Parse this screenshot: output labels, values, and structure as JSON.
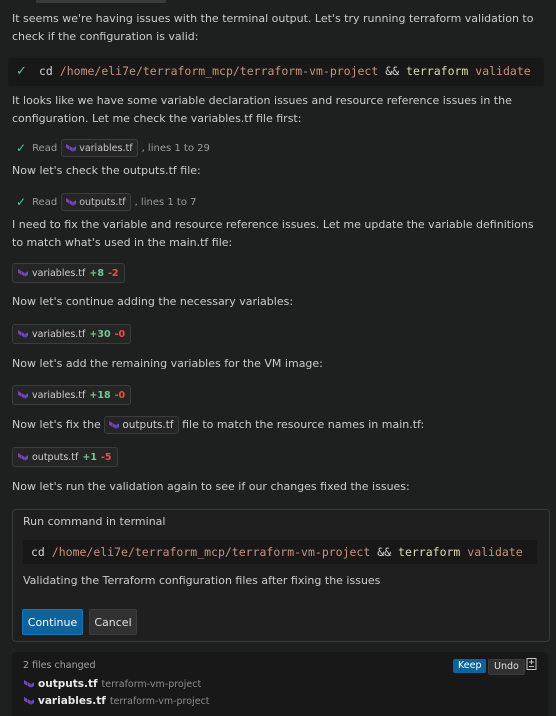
{
  "messages": {
    "intro": "It seems we're having issues with the terminal output. Let's try running terraform validation to check if the configuration is valid:",
    "after_cmd": "It looks like we have some variable declaration issues and resource reference issues in the configuration. Let me check the variables.tf file first:",
    "check_outputs": "Now let's check the outputs.tf file:",
    "need_fix": "I need to fix the variable and resource reference issues. Let me update the variable definitions to match what's used in the main.tf file:",
    "continue_adding": "Now let's continue adding the necessary variables:",
    "remaining_vars": "Now let's add the remaining variables for the VM image:",
    "fix_prefix": "Now let's fix the",
    "fix_file": "outputs.tf",
    "fix_suffix": "file to match the resource names in main.tf:",
    "run_again": "Now let's run the validation again to see if our changes fixed the issues:"
  },
  "command1": {
    "cd": "cd",
    "path": "/home/eli7e/terraform_mcp/terraform-vm-project",
    "and": "&&",
    "tool": "terraform",
    "arg": "validate"
  },
  "read1": {
    "label": "Read",
    "file": "variables.tf",
    "range": ", lines 1 to 29"
  },
  "read2": {
    "label": "Read",
    "file": "outputs.tf",
    "range": ", lines 1 to 7"
  },
  "edits": [
    {
      "file": "variables.tf",
      "added": "+8",
      "removed": "-2"
    },
    {
      "file": "variables.tf",
      "added": "+30",
      "removed": "-0"
    },
    {
      "file": "variables.tf",
      "added": "+18",
      "removed": "-0"
    },
    {
      "file": "outputs.tf",
      "added": "+1",
      "removed": "-5"
    }
  ],
  "terminal_panel": {
    "title": "Run command in terminal",
    "command": {
      "cd": "cd",
      "path": "/home/eli7e/terraform_mcp/terraform-vm-project",
      "and": "&&",
      "tool": "terraform",
      "arg": "validate"
    },
    "description": "Validating the Terraform configuration files after fixing the issues",
    "continue_label": "Continue",
    "cancel_label": "Cancel"
  },
  "changes": {
    "count_label": "2 files changed",
    "keep_label": "Keep",
    "undo_label": "Undo",
    "files": [
      {
        "name": "outputs.tf",
        "path": "terraform-vm-project"
      },
      {
        "name": "variables.tf",
        "path": "terraform-vm-project"
      }
    ]
  },
  "colors": {
    "terraform_icon": "#7b42bc",
    "check": "#4ec9b0",
    "added": "#73c991",
    "removed": "#f14c4c",
    "primary_button": "#0e639c"
  },
  "icons": [
    "check-icon",
    "terraform-icon",
    "diff-icon"
  ]
}
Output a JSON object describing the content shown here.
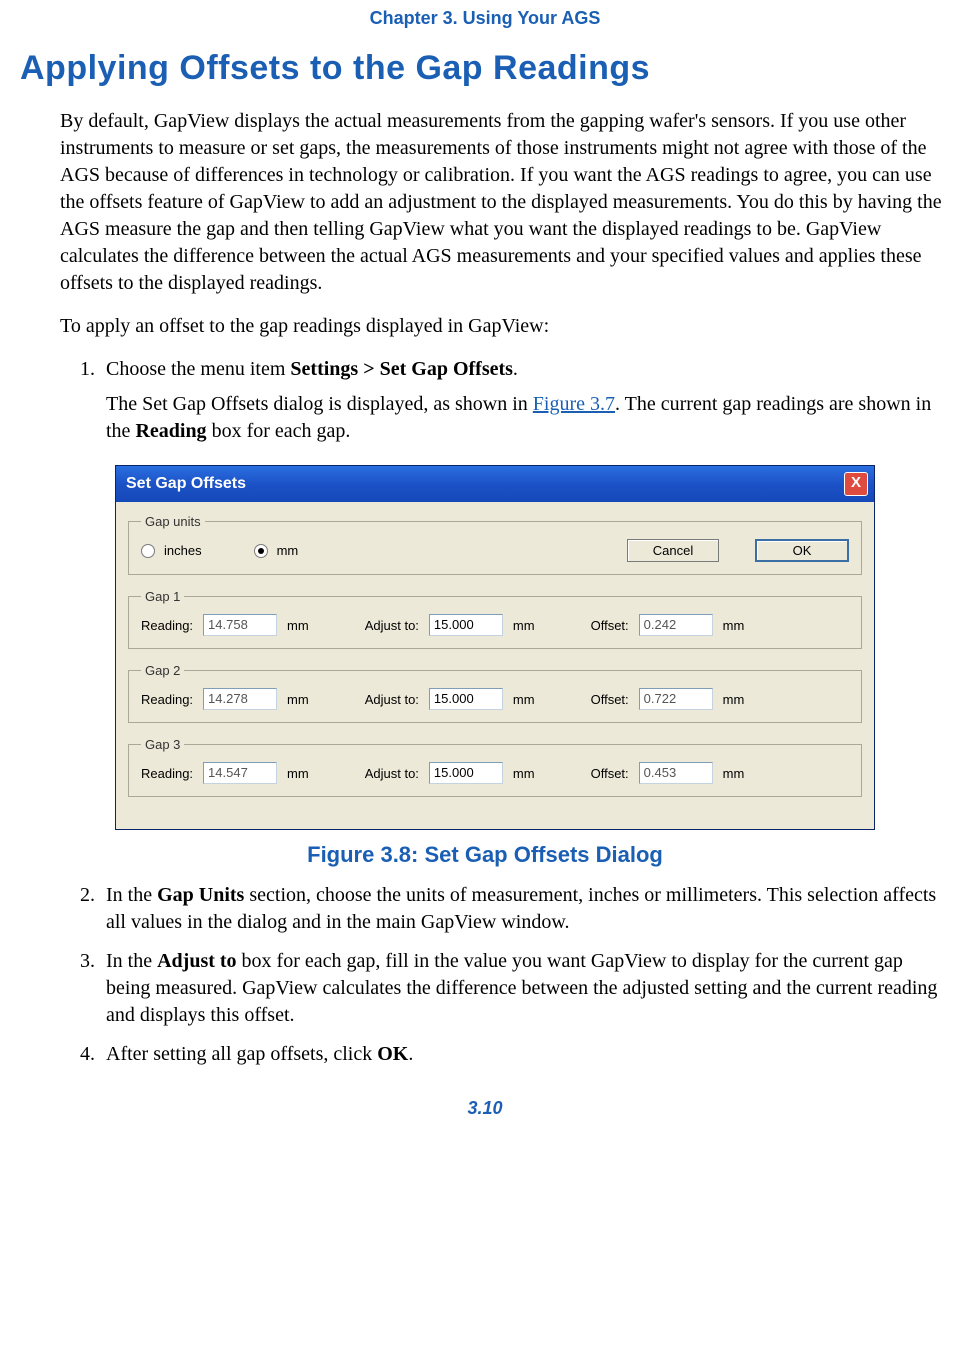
{
  "chapter": "Chapter 3. Using Your AGS",
  "title": "Applying Offsets to the Gap Readings",
  "intro": "By default, GapView displays the actual measurements from the gapping wafer's sensors. If you use other instruments to measure or set gaps, the measurements of those instruments might not agree with those of the AGS because of differences in technology or calibration. If you want the AGS readings to agree, you can use the offsets feature of GapView to add an adjustment to the displayed measurements. You do this by having the AGS measure the gap and then telling GapView what you want the displayed readings to be. GapView calculates the difference between the actual AGS measurements and your specified values and applies these offsets to the displayed readings.",
  "lead_in": "To apply an offset to the gap readings displayed in GapView:",
  "step1_a": "Choose the menu item ",
  "step1_menu": "Settings > Set Gap Offsets",
  "step1_b": ".",
  "step1_sub_a": "The Set Gap Offsets dialog is displayed, as shown in ",
  "step1_fig": "Figure 3.7",
  "step1_sub_b": ". The current gap readings are shown in the ",
  "step1_reading": "Reading",
  "step1_sub_c": " box for each gap.",
  "dialog": {
    "title": "Set Gap Offsets",
    "close": "X",
    "units_legend": "Gap units",
    "inches": "inches",
    "mm": "mm",
    "cancel": "Cancel",
    "ok": "OK",
    "reading_lbl": "Reading:",
    "adjust_lbl": "Adjust to:",
    "offset_lbl": "Offset:",
    "unit": "mm",
    "gap1": {
      "legend": "Gap 1",
      "reading": "14.758",
      "adjust": "15.000",
      "offset": "0.242"
    },
    "gap2": {
      "legend": "Gap 2",
      "reading": "14.278",
      "adjust": "15.000",
      "offset": "0.722"
    },
    "gap3": {
      "legend": "Gap 3",
      "reading": "14.547",
      "adjust": "15.000",
      "offset": "0.453"
    }
  },
  "figure_caption": "Figure 3.8: Set Gap Offsets Dialog",
  "step2_a": "In the ",
  "step2_b": "Gap Units",
  "step2_c": " section, choose the units of measurement, inches or millimeters. This selection affects all values in the dialog and in the main GapView window.",
  "step3_a": "In the ",
  "step3_b": "Adjust to",
  "step3_c": " box for each gap, fill in the value you want GapView to display for the current gap being measured. GapView calculates the difference between the adjusted setting and the current reading and displays this offset.",
  "step4_a": "After setting all gap offsets, click ",
  "step4_b": "OK",
  "step4_c": ".",
  "page_number": "3.10"
}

· · · · · · ·

Written task: Ignore the images and quote every line of the listing exactly.

Response to this task:
Parse this screenshot: output labels, values, and structure as JSON.
{
  "messages": {
    "intro": "It seems we're having issues with the terminal output. Let's try running terraform validation to check if the configuration is valid:",
    "after_cmd": "It looks like we have some variable declaration issues and resource reference issues in the configuration. Let me check the variables.tf file first:",
    "check_outputs": "Now let's check the outputs.tf file:",
    "need_fix": "I need to fix the variable and resource reference issues. Let me update the variable definitions to match what's used in the main.tf file:",
    "continue_adding": "Now let's continue adding the necessary variables:",
    "remaining_vars": "Now let's add the remaining variables for the VM image:",
    "fix_prefix": "Now let's fix the",
    "fix_file": "outputs.tf",
    "fix_suffix": "file to match the resource names in main.tf:",
    "run_again": "Now let's run the validation again to see if our changes fixed the issues:"
  },
  "command1": {
    "cd": "cd",
    "path": "/home/eli7e/terraform_mcp/terraform-vm-project",
    "and": "&&",
    "tool": "terraform",
    "arg": "validate"
  },
  "read1": {
    "label": "Read",
    "file": "variables.tf",
    "range": ", lines 1 to 29"
  },
  "read2": {
    "label": "Read",
    "file": "outputs.tf",
    "range": ", lines 1 to 7"
  },
  "edits": [
    {
      "file": "variables.tf",
      "added": "+8",
      "removed": "-2"
    },
    {
      "file": "variables.tf",
      "added": "+30",
      "removed": "-0"
    },
    {
      "file": "variables.tf",
      "added": "+18",
      "removed": "-0"
    },
    {
      "file": "outputs.tf",
      "added": "+1",
      "removed": "-5"
    }
  ],
  "terminal_panel": {
    "title": "Run command in terminal",
    "command": {
      "cd": "cd",
      "path": "/home/eli7e/terraform_mcp/terraform-vm-project",
      "and": "&&",
      "tool": "terraform",
      "arg": "validate"
    },
    "description": "Validating the Terraform configuration files after fixing the issues",
    "continue_label": "Continue",
    "cancel_label": "Cancel"
  },
  "changes": {
    "count_label": "2 files changed",
    "keep_label": "Keep",
    "undo_label": "Undo",
    "files": [
      {
        "name": "outputs.tf",
        "path": "terraform-vm-project"
      },
      {
        "name": "variables.tf",
        "path": "terraform-vm-project"
      }
    ]
  },
  "colors": {
    "terraform_icon": "#7b42bc",
    "check": "#4ec9b0",
    "added": "#73c991",
    "removed": "#f14c4c",
    "primary_button": "#0e639c"
  },
  "icons": [
    "check-icon",
    "terraform-icon",
    "diff-icon"
  ]
}
Output a JSON object describing the content shown here.
{
  "chapter": "Chapter 3. Using Your AGS",
  "title": "Applying Offsets to the Gap Readings",
  "intro": "By default, GapView displays the actual measurements from the gapping wafer's sensors. If you use other instruments to measure or set gaps, the measurements of those instruments might not agree with those of the AGS because of differences in technology or calibration. If you want the AGS readings to agree, you can use the offsets feature of GapView to add an adjustment to the displayed measurements. You do this by having the AGS measure the gap and then telling GapView what you want the displayed readings to be. GapView calculates the difference between the actual AGS measurements and your specified values and applies these offsets to the displayed readings.",
  "lead_in": "To apply an offset to the gap readings displayed in GapView:",
  "step1_a": "Choose the menu item ",
  "step1_menu": "Settings > Set Gap Offsets",
  "step1_b": ".",
  "step1_sub_a": "The Set Gap Offsets dialog is displayed, as shown in ",
  "step1_fig": "Figure 3.7",
  "step1_sub_b": ". The current gap readings are shown in the ",
  "step1_reading": "Reading",
  "step1_sub_c": " box for each gap.",
  "dialog": {
    "title": "Set Gap Offsets",
    "close": "X",
    "units_legend": "Gap units",
    "inches": "inches",
    "mm": "mm",
    "cancel": "Cancel",
    "ok": "OK",
    "reading_lbl": "Reading:",
    "adjust_lbl": "Adjust to:",
    "offset_lbl": "Offset:",
    "unit": "mm",
    "gap1": {
      "legend": "Gap 1",
      "reading": "14.758",
      "adjust": "15.000",
      "offset": "0.242"
    },
    "gap2": {
      "legend": "Gap 2",
      "reading": "14.278",
      "adjust": "15.000",
      "offset": "0.722"
    },
    "gap3": {
      "legend": "Gap 3",
      "reading": "14.547",
      "adjust": "15.000",
      "offset": "0.453"
    }
  },
  "figure_caption": "Figure 3.8: Set Gap Offsets Dialog",
  "step2_a": "In the ",
  "step2_b": "Gap Units",
  "step2_c": " section, choose the units of measurement, inches or millimeters. This selection affects all values in the dialog and in the main GapView window.",
  "step3_a": "In the ",
  "step3_b": "Adjust to",
  "step3_c": " box for each gap, fill in the value you want GapView to display for the current gap being measured. GapView calculates the difference between the adjusted setting and the current reading and displays this offset.",
  "step4_a": "After setting all gap offsets, click ",
  "step4_b": "OK",
  "step4_c": ".",
  "page_number": "3.10"
}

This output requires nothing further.